-- start SOURCE DATA --

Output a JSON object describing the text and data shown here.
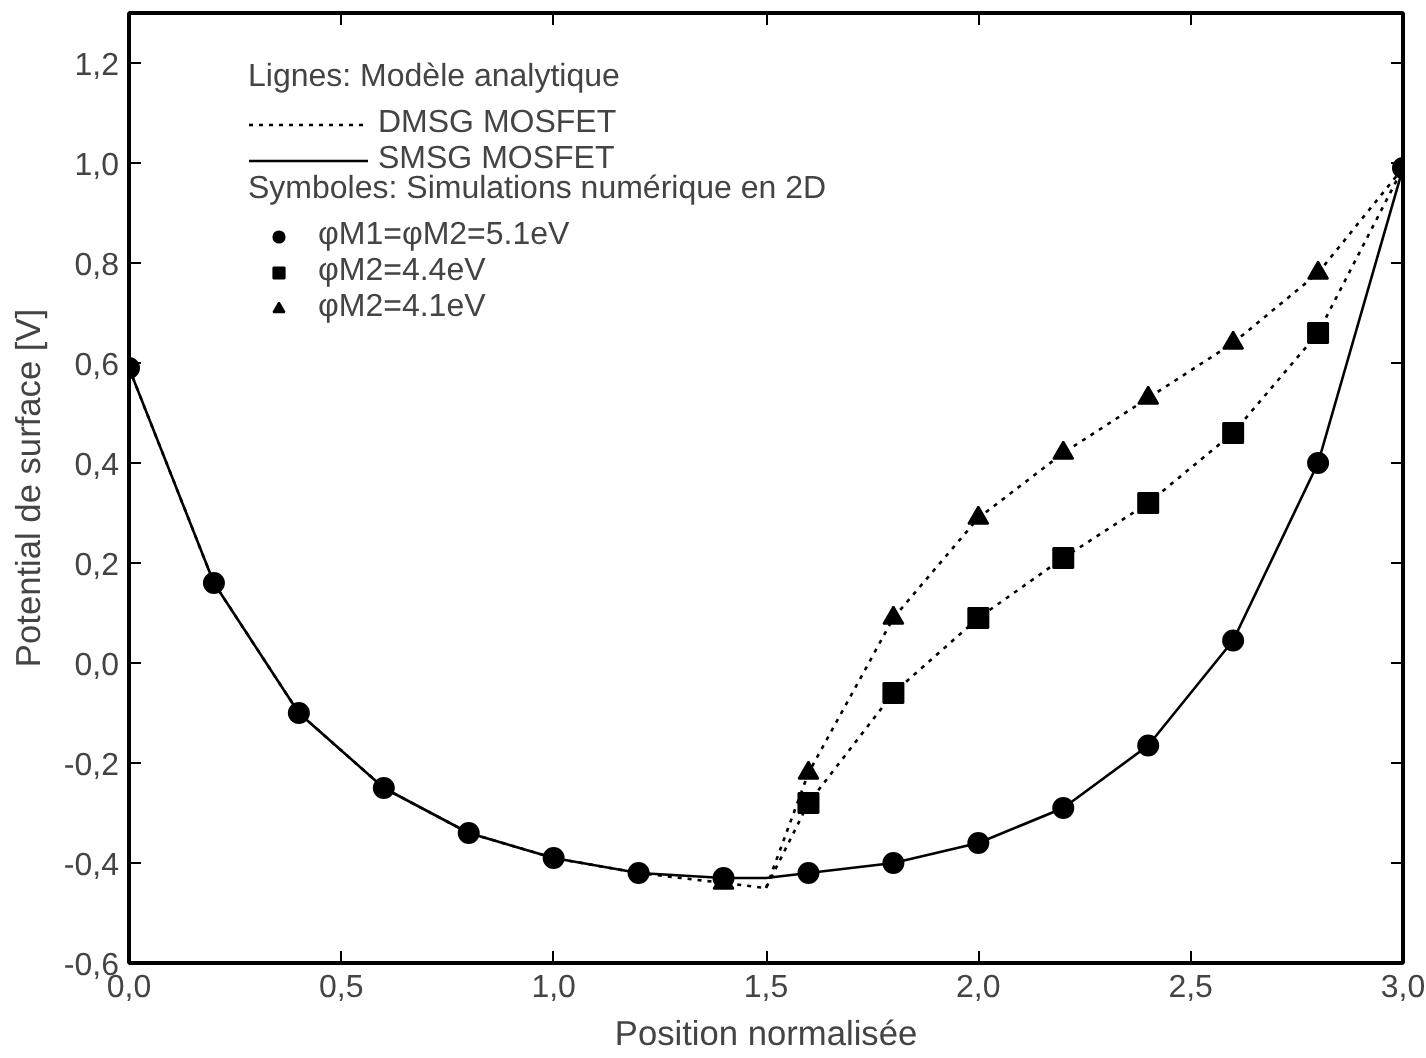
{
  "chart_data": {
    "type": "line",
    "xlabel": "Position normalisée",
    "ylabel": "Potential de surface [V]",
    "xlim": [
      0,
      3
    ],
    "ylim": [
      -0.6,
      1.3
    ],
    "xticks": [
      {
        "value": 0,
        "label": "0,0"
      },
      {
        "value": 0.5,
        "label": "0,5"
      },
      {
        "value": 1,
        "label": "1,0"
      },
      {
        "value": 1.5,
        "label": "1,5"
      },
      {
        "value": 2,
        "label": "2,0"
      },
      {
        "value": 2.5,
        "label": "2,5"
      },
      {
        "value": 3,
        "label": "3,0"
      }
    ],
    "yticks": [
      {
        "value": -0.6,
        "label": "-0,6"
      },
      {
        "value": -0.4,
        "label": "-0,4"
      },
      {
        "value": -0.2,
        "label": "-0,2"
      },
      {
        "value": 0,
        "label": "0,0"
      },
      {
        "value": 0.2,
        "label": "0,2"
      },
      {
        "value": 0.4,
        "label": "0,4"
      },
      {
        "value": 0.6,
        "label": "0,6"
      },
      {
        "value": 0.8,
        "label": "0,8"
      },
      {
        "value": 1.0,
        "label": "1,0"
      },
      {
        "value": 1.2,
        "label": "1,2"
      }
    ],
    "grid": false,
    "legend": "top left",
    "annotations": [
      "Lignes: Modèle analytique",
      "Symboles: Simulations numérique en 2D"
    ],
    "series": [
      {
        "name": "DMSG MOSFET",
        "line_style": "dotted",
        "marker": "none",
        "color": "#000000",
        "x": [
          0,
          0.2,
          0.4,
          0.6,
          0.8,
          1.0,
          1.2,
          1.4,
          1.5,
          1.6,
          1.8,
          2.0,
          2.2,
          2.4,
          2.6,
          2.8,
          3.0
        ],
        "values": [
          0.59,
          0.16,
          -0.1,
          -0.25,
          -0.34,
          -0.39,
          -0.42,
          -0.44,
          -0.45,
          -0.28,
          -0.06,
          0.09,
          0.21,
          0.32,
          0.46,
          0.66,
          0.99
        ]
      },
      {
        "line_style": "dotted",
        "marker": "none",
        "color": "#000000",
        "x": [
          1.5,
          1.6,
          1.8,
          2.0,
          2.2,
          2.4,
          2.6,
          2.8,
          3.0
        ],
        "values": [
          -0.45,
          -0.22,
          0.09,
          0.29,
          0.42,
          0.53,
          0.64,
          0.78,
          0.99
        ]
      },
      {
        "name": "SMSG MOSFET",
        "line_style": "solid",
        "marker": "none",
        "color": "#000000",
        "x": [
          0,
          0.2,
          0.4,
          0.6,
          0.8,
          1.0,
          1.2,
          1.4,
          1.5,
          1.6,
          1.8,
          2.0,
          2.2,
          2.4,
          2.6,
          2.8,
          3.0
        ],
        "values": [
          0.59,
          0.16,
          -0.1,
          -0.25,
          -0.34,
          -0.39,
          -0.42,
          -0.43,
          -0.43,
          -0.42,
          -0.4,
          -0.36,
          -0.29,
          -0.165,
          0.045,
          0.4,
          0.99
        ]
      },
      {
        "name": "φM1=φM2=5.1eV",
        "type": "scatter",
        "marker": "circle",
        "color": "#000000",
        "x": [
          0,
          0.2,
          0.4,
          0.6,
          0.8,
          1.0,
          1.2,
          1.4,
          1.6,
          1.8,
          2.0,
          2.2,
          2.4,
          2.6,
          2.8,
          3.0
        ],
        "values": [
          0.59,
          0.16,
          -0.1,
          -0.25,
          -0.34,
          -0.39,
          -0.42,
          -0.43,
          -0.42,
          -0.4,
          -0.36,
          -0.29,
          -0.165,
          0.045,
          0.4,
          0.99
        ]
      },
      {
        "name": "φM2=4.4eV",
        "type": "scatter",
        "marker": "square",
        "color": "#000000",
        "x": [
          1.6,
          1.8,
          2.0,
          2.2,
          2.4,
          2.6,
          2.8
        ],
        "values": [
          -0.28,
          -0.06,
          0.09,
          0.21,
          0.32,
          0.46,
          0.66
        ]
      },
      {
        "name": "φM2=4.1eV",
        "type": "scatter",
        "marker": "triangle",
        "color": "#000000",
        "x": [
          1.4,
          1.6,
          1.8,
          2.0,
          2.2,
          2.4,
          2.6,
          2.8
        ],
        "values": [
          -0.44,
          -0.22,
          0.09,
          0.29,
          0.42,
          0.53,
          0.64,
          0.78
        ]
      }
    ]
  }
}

-- end SOURCE DATA --

● GOAL
Copy the whole listing above word for word but do not carry over the pictures.

● OUTPUT OF THE EXERCISE
Output a JSON object describing the text and data shown here.
{
  "chart_data": {
    "type": "line",
    "xlabel": "Position normalisée",
    "ylabel": "Potential de surface [V]",
    "xlim": [
      0,
      3
    ],
    "ylim": [
      -0.6,
      1.3
    ],
    "xticks": [
      {
        "value": 0,
        "label": "0,0"
      },
      {
        "value": 0.5,
        "label": "0,5"
      },
      {
        "value": 1,
        "label": "1,0"
      },
      {
        "value": 1.5,
        "label": "1,5"
      },
      {
        "value": 2,
        "label": "2,0"
      },
      {
        "value": 2.5,
        "label": "2,5"
      },
      {
        "value": 3,
        "label": "3,0"
      }
    ],
    "yticks": [
      {
        "value": -0.6,
        "label": "-0,6"
      },
      {
        "value": -0.4,
        "label": "-0,4"
      },
      {
        "value": -0.2,
        "label": "-0,2"
      },
      {
        "value": 0,
        "label": "0,0"
      },
      {
        "value": 0.2,
        "label": "0,2"
      },
      {
        "value": 0.4,
        "label": "0,4"
      },
      {
        "value": 0.6,
        "label": "0,6"
      },
      {
        "value": 0.8,
        "label": "0,8"
      },
      {
        "value": 1.0,
        "label": "1,0"
      },
      {
        "value": 1.2,
        "label": "1,2"
      }
    ],
    "grid": false,
    "legend": "top left",
    "annotations": [
      "Lignes: Modèle analytique",
      "Symboles: Simulations numérique en 2D"
    ],
    "series": [
      {
        "name": "DMSG MOSFET",
        "line_style": "dotted",
        "marker": "none",
        "color": "#000000",
        "x": [
          0,
          0.2,
          0.4,
          0.6,
          0.8,
          1.0,
          1.2,
          1.4,
          1.5,
          1.6,
          1.8,
          2.0,
          2.2,
          2.4,
          2.6,
          2.8,
          3.0
        ],
        "values": [
          0.59,
          0.16,
          -0.1,
          -0.25,
          -0.34,
          -0.39,
          -0.42,
          -0.44,
          -0.45,
          -0.28,
          -0.06,
          0.09,
          0.21,
          0.32,
          0.46,
          0.66,
          0.99
        ]
      },
      {
        "line_style": "dotted",
        "marker": "none",
        "color": "#000000",
        "x": [
          1.5,
          1.6,
          1.8,
          2.0,
          2.2,
          2.4,
          2.6,
          2.8,
          3.0
        ],
        "values": [
          -0.45,
          -0.22,
          0.09,
          0.29,
          0.42,
          0.53,
          0.64,
          0.78,
          0.99
        ]
      },
      {
        "name": "SMSG MOSFET",
        "line_style": "solid",
        "marker": "none",
        "color": "#000000",
        "x": [
          0,
          0.2,
          0.4,
          0.6,
          0.8,
          1.0,
          1.2,
          1.4,
          1.5,
          1.6,
          1.8,
          2.0,
          2.2,
          2.4,
          2.6,
          2.8,
          3.0
        ],
        "values": [
          0.59,
          0.16,
          -0.1,
          -0.25,
          -0.34,
          -0.39,
          -0.42,
          -0.43,
          -0.43,
          -0.42,
          -0.4,
          -0.36,
          -0.29,
          -0.165,
          0.045,
          0.4,
          0.99
        ]
      },
      {
        "name": "φM1=φM2=5.1eV",
        "type": "scatter",
        "marker": "circle",
        "color": "#000000",
        "x": [
          0,
          0.2,
          0.4,
          0.6,
          0.8,
          1.0,
          1.2,
          1.4,
          1.6,
          1.8,
          2.0,
          2.2,
          2.4,
          2.6,
          2.8,
          3.0
        ],
        "values": [
          0.59,
          0.16,
          -0.1,
          -0.25,
          -0.34,
          -0.39,
          -0.42,
          -0.43,
          -0.42,
          -0.4,
          -0.36,
          -0.29,
          -0.165,
          0.045,
          0.4,
          0.99
        ]
      },
      {
        "name": "φM2=4.4eV",
        "type": "scatter",
        "marker": "square",
        "color": "#000000",
        "x": [
          1.6,
          1.8,
          2.0,
          2.2,
          2.4,
          2.6,
          2.8
        ],
        "values": [
          -0.28,
          -0.06,
          0.09,
          0.21,
          0.32,
          0.46,
          0.66
        ]
      },
      {
        "name": "φM2=4.1eV",
        "type": "scatter",
        "marker": "triangle",
        "color": "#000000",
        "x": [
          1.4,
          1.6,
          1.8,
          2.0,
          2.2,
          2.4,
          2.6,
          2.8
        ],
        "values": [
          -0.44,
          -0.22,
          0.09,
          0.29,
          0.42,
          0.53,
          0.64,
          0.78
        ]
      }
    ]
  }
}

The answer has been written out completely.